Look for "object" in each line of the entries, and return the matching lines.
== Given data
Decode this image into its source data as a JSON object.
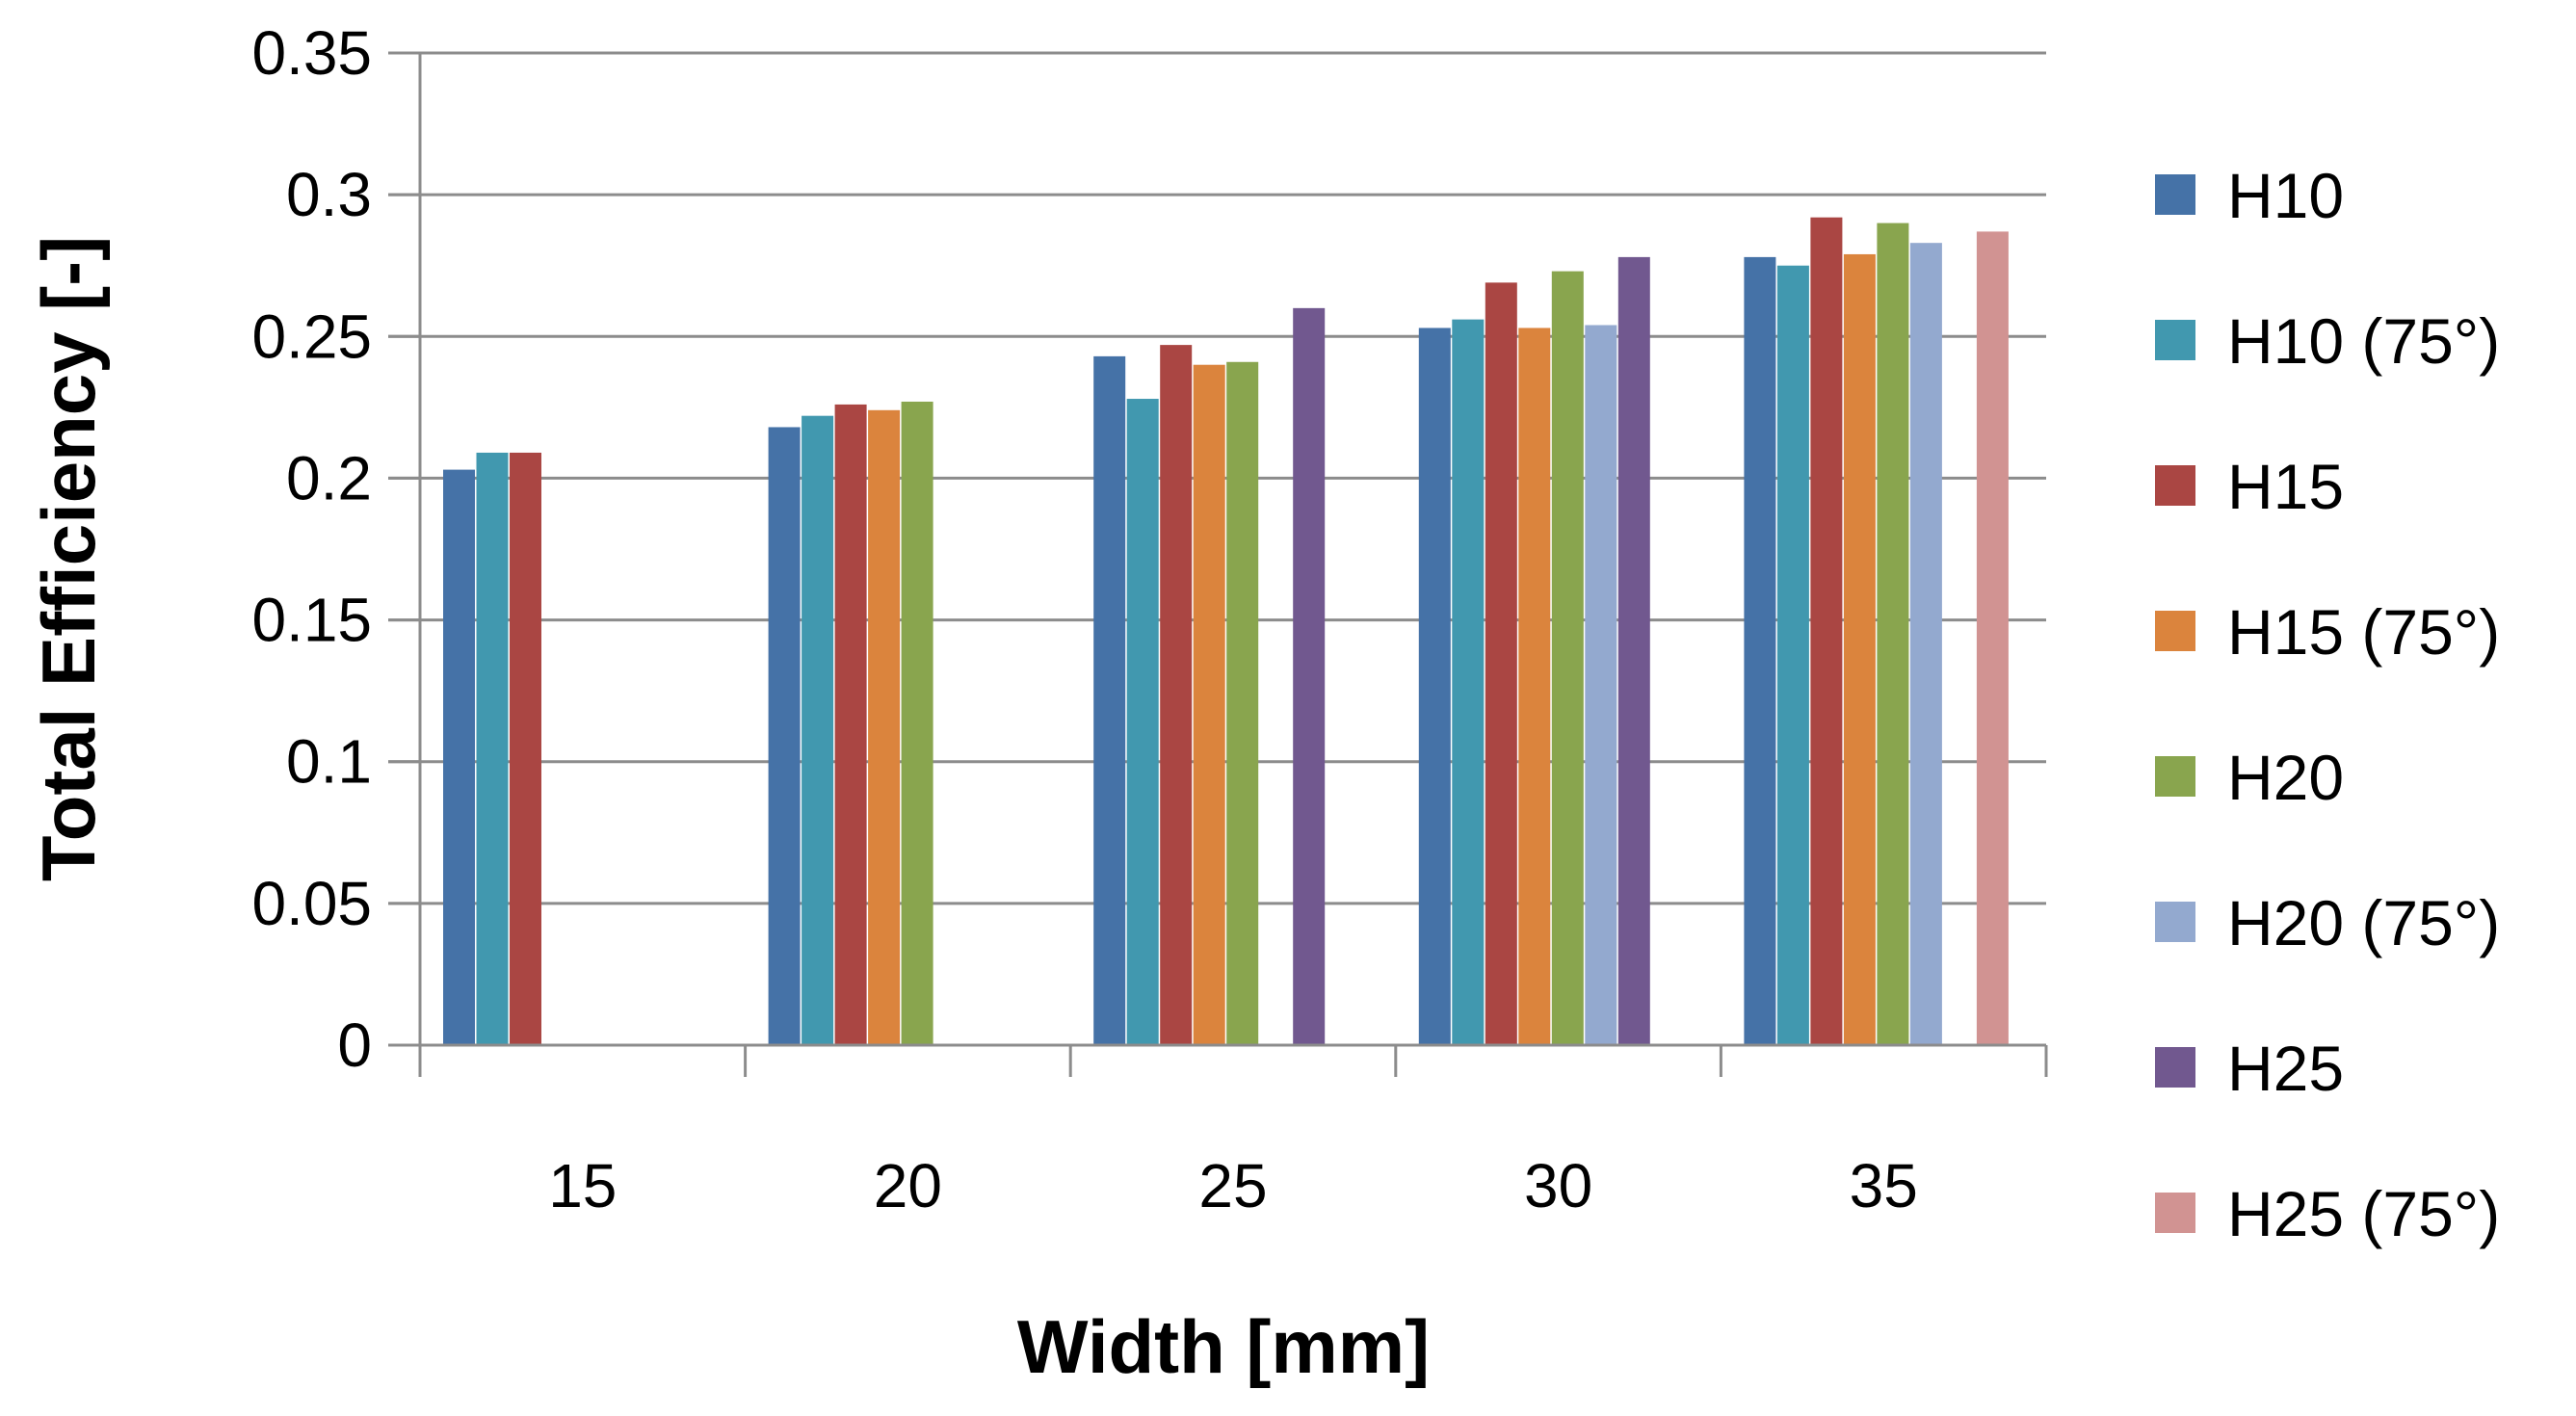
{
  "chart_data": {
    "type": "bar",
    "title": "",
    "xlabel": "Width [mm]",
    "ylabel": "Total Efficiency [-]",
    "categories": [
      "15",
      "20",
      "25",
      "30",
      "35"
    ],
    "ylim": [
      0,
      0.35
    ],
    "yticks": [
      "0",
      "0.05",
      "0.1",
      "0.15",
      "0.2",
      "0.25",
      "0.3",
      "0.35"
    ],
    "grid": true,
    "legend_position": "right",
    "series": [
      {
        "name": "H10",
        "color": "#4572A7",
        "values": [
          0.203,
          0.218,
          0.243,
          0.253,
          0.278
        ]
      },
      {
        "name": "H10 (75°)",
        "color": "#4198AF",
        "values": [
          0.209,
          0.222,
          0.228,
          0.256,
          0.275
        ]
      },
      {
        "name": "H15",
        "color": "#AA4643",
        "values": [
          0.209,
          0.226,
          0.247,
          0.269,
          0.292
        ]
      },
      {
        "name": "H15 (75°)",
        "color": "#DB843D",
        "values": [
          null,
          0.224,
          0.24,
          0.253,
          0.279
        ]
      },
      {
        "name": "H20",
        "color": "#89A54E",
        "values": [
          null,
          0.227,
          0.241,
          0.273,
          0.29
        ]
      },
      {
        "name": "H20 (75°)",
        "color": "#93A9CF",
        "values": [
          null,
          null,
          null,
          0.254,
          0.283
        ]
      },
      {
        "name": "H25",
        "color": "#71588F",
        "values": [
          null,
          null,
          0.26,
          0.278,
          null
        ]
      },
      {
        "name": "H25 (75°)",
        "color": "#D19392",
        "values": [
          null,
          null,
          null,
          null,
          0.287
        ]
      }
    ]
  }
}
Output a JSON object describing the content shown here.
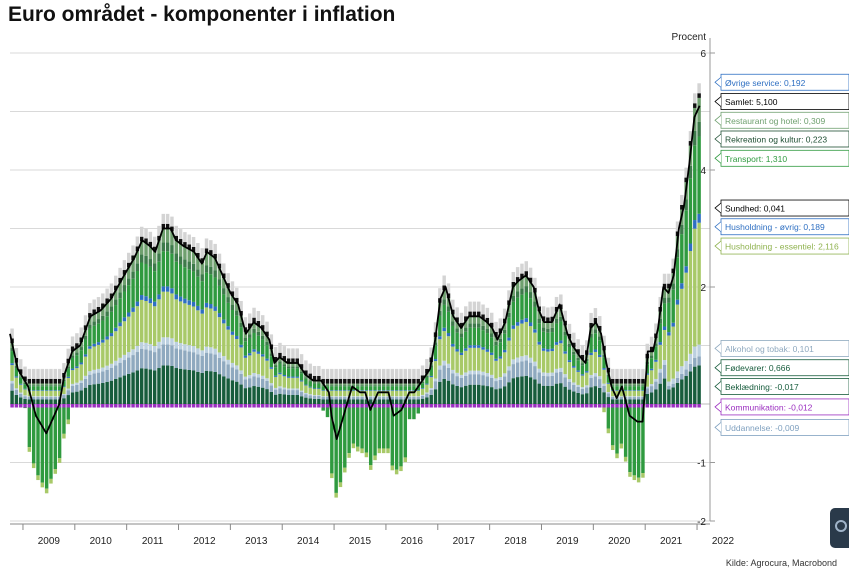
{
  "title": "Euro området - komponenter i inflation",
  "source": "Kilde: Agrocura, Macrobond",
  "colors": {
    "restaurant": "#6fa06f",
    "rekreation": "#3d7a4a",
    "transport": "#2f9a3f",
    "husholdning_ess": "#a8c968",
    "husholdning_ovrig": "#2e6fc2",
    "alkohol": "#8fa9bf",
    "fodevarer": "#175c3c",
    "kommunikation": "#9b2fc0",
    "uddannelse": "#bcd0e0",
    "samlet": "#000000"
  },
  "chart_data": {
    "type": "bar",
    "stacked": true,
    "ylabel": "Procent",
    "ylim": [
      -2,
      6
    ],
    "yticks": [
      -2,
      -1,
      2,
      4,
      6
    ],
    "y_axis_side": "right",
    "grid": true,
    "x_start": 2008.75,
    "x_end": 2022.25,
    "xticks": [
      "2009",
      "2010",
      "2011",
      "2012",
      "2013",
      "2014",
      "2015",
      "2016",
      "2017",
      "2018",
      "2019",
      "2020",
      "2021",
      "2022"
    ],
    "samlet": [
      [
        2008.75,
        1.2
      ],
      [
        2008.9,
        0.6
      ],
      [
        2009.1,
        0.3
      ],
      [
        2009.25,
        -0.2
      ],
      [
        2009.45,
        -0.5
      ],
      [
        2009.55,
        -0.3
      ],
      [
        2009.7,
        0.0
      ],
      [
        2009.8,
        0.5
      ],
      [
        2009.95,
        0.9
      ],
      [
        2010.1,
        1.0
      ],
      [
        2010.3,
        1.5
      ],
      [
        2010.5,
        1.6
      ],
      [
        2010.7,
        1.8
      ],
      [
        2010.95,
        2.2
      ],
      [
        2011.15,
        2.5
      ],
      [
        2011.3,
        2.8
      ],
      [
        2011.45,
        2.7
      ],
      [
        2011.55,
        2.6
      ],
      [
        2011.7,
        3.0
      ],
      [
        2011.85,
        3.0
      ],
      [
        2011.95,
        2.8
      ],
      [
        2012.1,
        2.7
      ],
      [
        2012.3,
        2.6
      ],
      [
        2012.45,
        2.4
      ],
      [
        2012.55,
        2.6
      ],
      [
        2012.7,
        2.5
      ],
      [
        2012.85,
        2.2
      ],
      [
        2013.0,
        1.9
      ],
      [
        2013.15,
        1.7
      ],
      [
        2013.3,
        1.2
      ],
      [
        2013.45,
        1.4
      ],
      [
        2013.6,
        1.3
      ],
      [
        2013.75,
        1.1
      ],
      [
        2013.85,
        0.7
      ],
      [
        2013.95,
        0.8
      ],
      [
        2014.1,
        0.7
      ],
      [
        2014.3,
        0.7
      ],
      [
        2014.45,
        0.5
      ],
      [
        2014.6,
        0.4
      ],
      [
        2014.75,
        0.4
      ],
      [
        2014.9,
        0.2
      ],
      [
        2014.95,
        -0.2
      ],
      [
        2015.05,
        -0.6
      ],
      [
        2015.15,
        -0.3
      ],
      [
        2015.25,
        0.0
      ],
      [
        2015.35,
        0.3
      ],
      [
        2015.5,
        0.2
      ],
      [
        2015.6,
        0.2
      ],
      [
        2015.7,
        -0.1
      ],
      [
        2015.85,
        0.2
      ],
      [
        2015.95,
        0.2
      ],
      [
        2016.05,
        0.2
      ],
      [
        2016.15,
        -0.2
      ],
      [
        2016.3,
        -0.1
      ],
      [
        2016.45,
        0.2
      ],
      [
        2016.55,
        0.2
      ],
      [
        2016.7,
        0.4
      ],
      [
        2016.85,
        0.6
      ],
      [
        2016.95,
        1.1
      ],
      [
        2017.05,
        1.8
      ],
      [
        2017.15,
        2.0
      ],
      [
        2017.3,
        1.5
      ],
      [
        2017.45,
        1.3
      ],
      [
        2017.6,
        1.5
      ],
      [
        2017.8,
        1.5
      ],
      [
        2017.95,
        1.4
      ],
      [
        2018.05,
        1.3
      ],
      [
        2018.15,
        1.1
      ],
      [
        2018.3,
        1.4
      ],
      [
        2018.45,
        2.0
      ],
      [
        2018.55,
        2.1
      ],
      [
        2018.7,
        2.2
      ],
      [
        2018.85,
        2.0
      ],
      [
        2018.95,
        1.6
      ],
      [
        2019.05,
        1.4
      ],
      [
        2019.2,
        1.4
      ],
      [
        2019.35,
        1.7
      ],
      [
        2019.5,
        1.2
      ],
      [
        2019.6,
        1.0
      ],
      [
        2019.75,
        0.8
      ],
      [
        2019.85,
        0.7
      ],
      [
        2019.95,
        1.3
      ],
      [
        2020.05,
        1.4
      ],
      [
        2020.15,
        1.2
      ],
      [
        2020.25,
        0.7
      ],
      [
        2020.35,
        0.3
      ],
      [
        2020.45,
        0.1
      ],
      [
        2020.55,
        0.3
      ],
      [
        2020.7,
        -0.2
      ],
      [
        2020.85,
        -0.3
      ],
      [
        2020.95,
        -0.3
      ],
      [
        2021.05,
        0.9
      ],
      [
        2021.15,
        0.9
      ],
      [
        2021.25,
        1.3
      ],
      [
        2021.35,
        2.0
      ],
      [
        2021.45,
        1.9
      ],
      [
        2021.55,
        2.2
      ],
      [
        2021.65,
        3.0
      ],
      [
        2021.75,
        3.4
      ],
      [
        2021.85,
        4.1
      ],
      [
        2021.95,
        4.9
      ],
      [
        2022.05,
        5.1
      ]
    ],
    "components": [
      {
        "key": "kommunikation",
        "name": "Kommunikation",
        "value": -0.012
      },
      {
        "key": "uddannelse",
        "name": "Uddannelse",
        "value": -0.009
      },
      {
        "key": "fodevarer",
        "name": "Fødevarer",
        "value": 0.666
      },
      {
        "key": "alkohol",
        "name": "Alkohol og tobak",
        "value": 0.101
      },
      {
        "key": "husholdning_ess",
        "name": "Husholdning - essentiel",
        "value": 2.116
      },
      {
        "key": "husholdning_ovrig",
        "name": "Husholdning - øvrig",
        "value": 0.189
      },
      {
        "key": "transport",
        "name": "Transport",
        "value": 1.31
      },
      {
        "key": "rekreation",
        "name": "Rekreation og kultur",
        "value": 0.223
      },
      {
        "key": "restaurant",
        "name": "Restaurant og hotel",
        "value": 0.309
      },
      {
        "key": "ovrige",
        "name": "Øvrige service",
        "value": 0.192
      }
    ],
    "labels": [
      {
        "text": "Øvrige service: 0,192",
        "color": "#2e6fc2",
        "y": 5.5
      },
      {
        "text": "Samlet: 5,100",
        "color": "#000000",
        "y": 5.17
      },
      {
        "text": "Restaurant og hotel: 0,309",
        "color": "#6fa06f",
        "y": 4.85
      },
      {
        "text": "Rekreation og kultur: 0,223",
        "color": "#1f4f33",
        "y": 4.53
      },
      {
        "text": "Transport: 1,310",
        "color": "#2f9a3f",
        "y": 4.2
      },
      {
        "text": "Sundhed: 0,041",
        "color": "#000000",
        "y": 3.35
      },
      {
        "text": "Husholdning - øvrig: 0,189",
        "color": "#2e6fc2",
        "y": 3.03
      },
      {
        "text": "Husholdning - essentiel: 2,116",
        "color": "#8fb24f",
        "y": 2.7
      },
      {
        "text": "Alkohol og tobak: 0,101",
        "color": "#8fa9bf",
        "y": 0.95
      },
      {
        "text": "Fødevarer: 0,666",
        "color": "#175c3c",
        "y": 0.62
      },
      {
        "text": "Beklædning: -0,017",
        "color": "#175c3c",
        "y": 0.3
      },
      {
        "text": "Kommunikation: -0,012",
        "color": "#9b2fc0",
        "y": -0.05
      },
      {
        "text": "Uddannelse: -0,009",
        "color": "#7fa0bf",
        "y": -0.4
      }
    ]
  }
}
====
> _Solution for this exercise_:
Decode this image into its source data as a JSON object.
Output a JSON object describing the content shown here.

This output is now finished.